**REQUEST:**
Would you set down every entry shown below, precisely as written?

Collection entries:
>> BEGIN

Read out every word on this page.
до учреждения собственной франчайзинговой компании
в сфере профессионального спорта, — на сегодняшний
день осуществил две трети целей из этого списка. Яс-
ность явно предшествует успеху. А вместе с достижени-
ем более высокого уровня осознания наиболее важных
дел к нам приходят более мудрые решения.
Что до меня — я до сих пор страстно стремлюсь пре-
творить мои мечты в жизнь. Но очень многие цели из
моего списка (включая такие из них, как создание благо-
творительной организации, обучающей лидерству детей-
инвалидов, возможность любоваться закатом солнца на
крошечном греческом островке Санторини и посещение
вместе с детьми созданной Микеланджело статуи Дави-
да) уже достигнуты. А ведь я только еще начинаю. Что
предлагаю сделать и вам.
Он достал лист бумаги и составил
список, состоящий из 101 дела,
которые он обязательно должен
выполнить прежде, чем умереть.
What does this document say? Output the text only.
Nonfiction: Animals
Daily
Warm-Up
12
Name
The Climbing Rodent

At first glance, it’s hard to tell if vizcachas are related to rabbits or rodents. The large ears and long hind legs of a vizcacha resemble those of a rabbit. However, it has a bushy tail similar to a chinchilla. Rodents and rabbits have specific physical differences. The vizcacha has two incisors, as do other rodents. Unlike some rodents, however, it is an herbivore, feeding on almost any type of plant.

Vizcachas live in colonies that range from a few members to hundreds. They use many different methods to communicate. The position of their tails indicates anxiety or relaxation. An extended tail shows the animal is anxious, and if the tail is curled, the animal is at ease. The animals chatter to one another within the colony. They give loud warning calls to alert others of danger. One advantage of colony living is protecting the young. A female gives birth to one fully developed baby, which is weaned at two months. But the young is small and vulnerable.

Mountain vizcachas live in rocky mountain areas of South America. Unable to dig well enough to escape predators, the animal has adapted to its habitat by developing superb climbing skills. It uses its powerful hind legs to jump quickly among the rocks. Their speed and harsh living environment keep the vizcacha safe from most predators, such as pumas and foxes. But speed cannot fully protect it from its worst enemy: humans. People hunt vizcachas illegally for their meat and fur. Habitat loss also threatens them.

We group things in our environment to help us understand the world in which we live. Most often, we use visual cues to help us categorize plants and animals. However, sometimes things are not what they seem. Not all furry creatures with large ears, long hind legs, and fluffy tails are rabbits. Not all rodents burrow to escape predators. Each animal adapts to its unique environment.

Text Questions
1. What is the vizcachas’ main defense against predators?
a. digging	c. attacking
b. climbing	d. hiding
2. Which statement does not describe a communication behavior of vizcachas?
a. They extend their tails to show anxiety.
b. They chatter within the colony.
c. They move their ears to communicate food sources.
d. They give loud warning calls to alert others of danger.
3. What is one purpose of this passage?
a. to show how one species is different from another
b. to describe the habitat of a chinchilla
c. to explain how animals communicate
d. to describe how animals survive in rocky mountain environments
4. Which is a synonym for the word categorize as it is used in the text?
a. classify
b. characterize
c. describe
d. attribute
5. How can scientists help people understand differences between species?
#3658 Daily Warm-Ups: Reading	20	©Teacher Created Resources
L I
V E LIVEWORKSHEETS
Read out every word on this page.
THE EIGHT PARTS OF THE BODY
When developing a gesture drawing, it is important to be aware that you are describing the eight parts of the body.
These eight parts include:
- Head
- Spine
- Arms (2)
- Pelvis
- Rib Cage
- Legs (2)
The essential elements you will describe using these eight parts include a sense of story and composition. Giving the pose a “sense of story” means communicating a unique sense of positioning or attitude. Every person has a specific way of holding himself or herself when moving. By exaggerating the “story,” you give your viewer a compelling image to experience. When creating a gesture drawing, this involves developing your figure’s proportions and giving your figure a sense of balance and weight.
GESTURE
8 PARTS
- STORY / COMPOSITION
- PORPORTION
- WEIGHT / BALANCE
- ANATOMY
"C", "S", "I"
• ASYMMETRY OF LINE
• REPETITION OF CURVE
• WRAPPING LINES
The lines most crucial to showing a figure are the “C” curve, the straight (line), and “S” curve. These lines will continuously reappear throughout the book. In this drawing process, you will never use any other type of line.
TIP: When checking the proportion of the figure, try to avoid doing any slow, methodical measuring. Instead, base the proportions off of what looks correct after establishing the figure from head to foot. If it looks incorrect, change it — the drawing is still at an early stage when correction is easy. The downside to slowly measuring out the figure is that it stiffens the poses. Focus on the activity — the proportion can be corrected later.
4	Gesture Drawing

>> END

**SOLUTION FOR THIS TASK:**
Read out every word on this page.
до учреждения собственной франчайзинговой компании
в сфере профессионального спорта, — на сегодняшний
день осуществил две трети целей из этого списка. Яс-
ность явно предшествует успеху. А вместе с достижени-
ем более высокого уровня осознания наиболее важных
дел к нам приходят более мудрые решения.
Что до меня — я до сих пор страстно стремлюсь пре-
творить мои мечты в жизнь. Но очень многие цели из
моего списка (включая такие из них, как создание благо-
творительной организации, обучающей лидерству детей-
инвалидов, возможность любоваться закатом солнца на
крошечном греческом островке Санторини и посещение
вместе с детьми созданной Микеланджело статуи Дави-
да) уже достигнуты. А ведь я только еще начинаю. Что
предлагаю сделать и вам.
Он достал лист бумаги и составил
список, состоящий из 101 дела,
которые он обязательно должен
выполнить прежде, чем умереть.
What does this document say? Output the text only.
Nonfiction: Animals
Daily
Warm-Up
12
Name
The Climbing Rodent

At first glance, it’s hard to tell if vizcachas are related to rabbits or rodents. The large ears and long hind legs of a vizcacha resemble those of a rabbit. However, it has a bushy tail similar to a chinchilla. Rodents and rabbits have specific physical differences. The vizcacha has two incisors, as do other rodents. Unlike some rodents, however, it is an herbivore, feeding on almost any type of plant.

Vizcachas live in colonies that range from a few members to hundreds. They use many different methods to communicate. The position of their tails indicates anxiety or relaxation. An extended tail shows the animal is anxious, and if the tail is curled, the animal is at ease. The animals chatter to one another within the colony. They give loud warning calls to alert others of danger. One advantage of colony living is protecting the young. A female gives birth to one fully developed baby, which is weaned at two months. But the young is small and vulnerable.

Mountain vizcachas live in rocky mountain areas of South America. Unable to dig well enough to escape predators, the animal has adapted to its habitat by developing superb climbing skills. It uses its powerful hind legs to jump quickly among the rocks. Their speed and harsh living environment keep the vizcacha safe from most predators, such as pumas and foxes. But speed cannot fully protect it from its worst enemy: humans. People hunt vizcachas illegally for their meat and fur. Habitat loss also threatens them.

We group things in our environment to help us understand the world in which we live. Most often, we use visual cues to help us categorize plants and animals. However, sometimes things are not what they seem. Not all furry creatures with large ears, long hind legs, and fluffy tails are rabbits. Not all rodents burrow to escape predators. Each animal adapts to its unique environment.

Text Questions
1. What is the vizcachas’ main defense against predators?
a. digging	c. attacking
b. climbing	d. hiding
2. Which statement does not describe a communication behavior of vizcachas?
a. They extend their tails to show anxiety.
b. They chatter within the colony.
c. They move their ears to communicate food sources.
d. They give loud warning calls to alert others of danger.
3. What is one purpose of this passage?
a. to show how one species is different from another
b. to describe the habitat of a chinchilla
c. to explain how animals communicate
d. to describe how animals survive in rocky mountain environments
4. Which is a synonym for the word categorize as it is used in the text?
a. classify
b. characterize
c. describe
d. attribute
5. How can scientists help people understand differences between species?
#3658 Daily Warm-Ups: Reading	20	©Teacher Created Resources
L I
V E LIVEWORKSHEETS
Read out every word on this page.
THE EIGHT PARTS OF THE BODY
When developing a gesture drawing, it is important to be aware that you are describing the eight parts of the body.
These eight parts include:
- Head
- Spine
- Arms (2)
- Pelvis
- Rib Cage
- Legs (2)
The essential elements you will describe using these eight parts include a sense of story and composition. Giving the pose a “sense of story” means communicating a unique sense of positioning or attitude. Every person has a specific way of holding himself or herself when moving. By exaggerating the “story,” you give your viewer a compelling image to experience. When creating a gesture drawing, this involves developing your figure’s proportions and giving your figure a sense of balance and weight.
GESTURE
8 PARTS
- STORY / COMPOSITION
- PORPORTION
- WEIGHT / BALANCE
- ANATOMY
"C", "S", "I"
• ASYMMETRY OF LINE
• REPETITION OF CURVE
• WRAPPING LINES
The lines most crucial to showing a figure are the “C” curve, the straight (line), and “S” curve. These lines will continuously reappear throughout the book. In this drawing process, you will never use any other type of line.
TIP: When checking the proportion of the figure, try to avoid doing any slow, methodical measuring. Instead, base the proportions off of what looks correct after establishing the figure from head to foot. If it looks incorrect, change it — the drawing is still at an early stage when correction is easy. The downside to slowly measuring out the figure is that it stiffens the poses. Focus on the activity — the proportion can be corrected later.
4	Gesture Drawing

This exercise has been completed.